QUOTED PASSAGE:
────

Lenovo Legion Go: full specifications | Display | 8.8 in IPS, 2560 x 1600, 144 Hz |
| Chip | AMD Ryzen Z1 Extreme |
| Battery | 49.2 Wh |
| Storage | 512 GB NVMe SSD + microSD |
| Weight | 854 g (with controllers) |
| Operating system | Windows 11 |
| Measured frame rate (Cyberpunk 2077, low + FSR) | 52 fps |
| Measured battery (same test) | 2 h 10 min |
| Special features | Detachable TrueStrike controllers, FPS mode, kickstand |
| Typical UK price | £699.99 |
Who is the Legion Go for?
The Legion Go is the right console if you value screen size and flexibility above weight and battery. The 8.8 in 1600p 144 Hz display is the biggest and sharpest on this list, and it makes detailed games genuinely immersive, especially with the kickstand out and the controllers detached on a table. For couch gaming, strategy games and anyone who plays mostly at home or near a charger, it is a compelling, distinctive device that no rival matches on screen.

────

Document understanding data
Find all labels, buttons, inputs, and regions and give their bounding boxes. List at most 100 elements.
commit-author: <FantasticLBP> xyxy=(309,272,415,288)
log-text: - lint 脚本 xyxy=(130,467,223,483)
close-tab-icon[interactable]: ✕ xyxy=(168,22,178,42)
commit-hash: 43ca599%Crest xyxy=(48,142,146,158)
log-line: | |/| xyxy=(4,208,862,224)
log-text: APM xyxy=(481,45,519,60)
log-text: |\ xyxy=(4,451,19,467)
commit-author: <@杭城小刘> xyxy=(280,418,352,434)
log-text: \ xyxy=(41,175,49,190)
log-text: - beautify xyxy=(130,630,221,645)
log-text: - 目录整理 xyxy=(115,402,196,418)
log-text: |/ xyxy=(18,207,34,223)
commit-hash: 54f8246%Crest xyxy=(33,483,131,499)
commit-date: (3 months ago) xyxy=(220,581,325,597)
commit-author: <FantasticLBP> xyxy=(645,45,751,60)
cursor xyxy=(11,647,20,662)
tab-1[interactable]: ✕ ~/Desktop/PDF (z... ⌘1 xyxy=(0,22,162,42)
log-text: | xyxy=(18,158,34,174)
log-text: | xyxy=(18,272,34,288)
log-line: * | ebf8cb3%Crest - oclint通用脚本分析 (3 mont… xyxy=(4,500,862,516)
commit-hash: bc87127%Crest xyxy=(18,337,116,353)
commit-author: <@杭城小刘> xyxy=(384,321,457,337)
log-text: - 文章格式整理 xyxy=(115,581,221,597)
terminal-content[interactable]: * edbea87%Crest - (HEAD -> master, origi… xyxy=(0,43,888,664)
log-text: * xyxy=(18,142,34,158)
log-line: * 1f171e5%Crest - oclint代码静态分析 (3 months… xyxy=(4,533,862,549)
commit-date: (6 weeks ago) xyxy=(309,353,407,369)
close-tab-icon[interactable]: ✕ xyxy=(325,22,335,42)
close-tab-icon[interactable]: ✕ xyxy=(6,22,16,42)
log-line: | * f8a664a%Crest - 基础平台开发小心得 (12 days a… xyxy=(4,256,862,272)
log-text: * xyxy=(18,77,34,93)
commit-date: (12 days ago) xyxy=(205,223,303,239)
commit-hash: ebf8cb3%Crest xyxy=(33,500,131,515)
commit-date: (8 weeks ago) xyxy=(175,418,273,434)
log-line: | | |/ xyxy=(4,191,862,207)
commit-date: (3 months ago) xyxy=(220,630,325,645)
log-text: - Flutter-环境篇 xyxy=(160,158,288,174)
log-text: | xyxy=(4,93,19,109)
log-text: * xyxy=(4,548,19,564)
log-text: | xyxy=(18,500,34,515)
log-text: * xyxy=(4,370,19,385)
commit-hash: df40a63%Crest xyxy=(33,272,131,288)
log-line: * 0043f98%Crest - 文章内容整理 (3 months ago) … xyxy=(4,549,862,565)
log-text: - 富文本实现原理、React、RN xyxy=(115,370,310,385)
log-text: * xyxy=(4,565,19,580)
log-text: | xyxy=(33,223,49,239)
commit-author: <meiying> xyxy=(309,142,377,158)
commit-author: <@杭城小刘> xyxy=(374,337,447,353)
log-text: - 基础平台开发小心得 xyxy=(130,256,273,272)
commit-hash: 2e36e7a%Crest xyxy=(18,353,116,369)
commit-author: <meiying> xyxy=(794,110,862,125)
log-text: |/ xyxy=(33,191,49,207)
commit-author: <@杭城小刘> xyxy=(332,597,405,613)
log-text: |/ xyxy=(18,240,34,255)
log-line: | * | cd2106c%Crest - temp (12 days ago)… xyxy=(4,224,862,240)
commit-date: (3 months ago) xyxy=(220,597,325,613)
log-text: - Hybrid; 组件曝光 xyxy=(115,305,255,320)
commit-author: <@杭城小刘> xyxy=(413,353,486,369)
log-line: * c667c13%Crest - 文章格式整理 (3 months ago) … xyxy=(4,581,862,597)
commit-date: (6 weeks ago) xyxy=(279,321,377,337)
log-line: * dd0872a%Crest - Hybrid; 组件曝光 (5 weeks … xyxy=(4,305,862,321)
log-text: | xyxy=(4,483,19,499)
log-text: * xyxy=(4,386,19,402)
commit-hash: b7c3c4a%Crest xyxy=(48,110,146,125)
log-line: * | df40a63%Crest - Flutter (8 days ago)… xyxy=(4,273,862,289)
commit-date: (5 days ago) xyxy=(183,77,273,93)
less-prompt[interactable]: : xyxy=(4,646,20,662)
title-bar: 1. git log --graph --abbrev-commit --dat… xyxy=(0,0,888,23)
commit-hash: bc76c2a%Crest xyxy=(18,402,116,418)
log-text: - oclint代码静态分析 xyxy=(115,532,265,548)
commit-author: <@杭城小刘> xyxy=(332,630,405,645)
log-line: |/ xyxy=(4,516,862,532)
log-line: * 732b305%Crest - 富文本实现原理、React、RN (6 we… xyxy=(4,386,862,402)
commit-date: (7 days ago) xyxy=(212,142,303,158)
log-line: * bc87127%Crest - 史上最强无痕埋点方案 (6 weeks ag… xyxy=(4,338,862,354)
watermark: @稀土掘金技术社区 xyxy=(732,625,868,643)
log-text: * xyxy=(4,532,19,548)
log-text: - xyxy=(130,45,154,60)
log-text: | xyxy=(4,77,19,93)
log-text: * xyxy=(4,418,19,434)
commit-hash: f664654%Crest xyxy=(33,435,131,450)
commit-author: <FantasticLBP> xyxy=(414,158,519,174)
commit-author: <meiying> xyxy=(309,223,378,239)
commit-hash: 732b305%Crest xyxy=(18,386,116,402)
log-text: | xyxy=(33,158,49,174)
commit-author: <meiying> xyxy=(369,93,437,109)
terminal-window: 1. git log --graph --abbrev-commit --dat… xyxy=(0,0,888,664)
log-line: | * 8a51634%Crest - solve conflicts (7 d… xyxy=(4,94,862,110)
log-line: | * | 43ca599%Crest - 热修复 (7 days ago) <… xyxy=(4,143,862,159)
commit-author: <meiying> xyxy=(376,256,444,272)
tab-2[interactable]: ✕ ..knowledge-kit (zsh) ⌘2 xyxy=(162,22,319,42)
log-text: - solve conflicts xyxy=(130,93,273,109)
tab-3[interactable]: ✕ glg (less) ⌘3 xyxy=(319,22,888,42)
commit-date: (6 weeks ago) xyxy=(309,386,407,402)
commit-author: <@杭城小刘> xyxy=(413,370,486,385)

────

TASKS TO PERFORM:
[1] Translate this sentence from the Legion Go text into Spanish: "The Legion Go is the right console if you value screen size and flexibility above weight and battery."
[2] Reproduce word for word the part of the Legion Go text between "Lenovo Legion Go: full" and "Legion Go for?", inclusive.

ANSWERS FOR THIS EXERCISE:
[1] La Legion Go es la consola adecuada si valoras el tamaño de la pantalla y la flexibilidad por encima del peso y la batería.

[2]
Lenovo Legion Go: full specifications | Display | 8.8 in IPS, 2560 x 1600, 144 Hz |
| Chip | AMD Ryzen Z1 Extreme |
| Battery | 49.2 Wh |
| Storage | 512 GB NVMe SSD + microSD |
| Weight | 854 g (with controllers) |
| Operating system | Windows 11 |
| Measured frame rate (Cyberpunk 2077, low + FSR) | 52 fps |
| Measured battery (same test) | 2 h 10 min |
| Special features | Detachable TrueStrike controllers, FPS mode, kickstand |
| Typical UK price | £699.99 |
Who is the Legion Go for?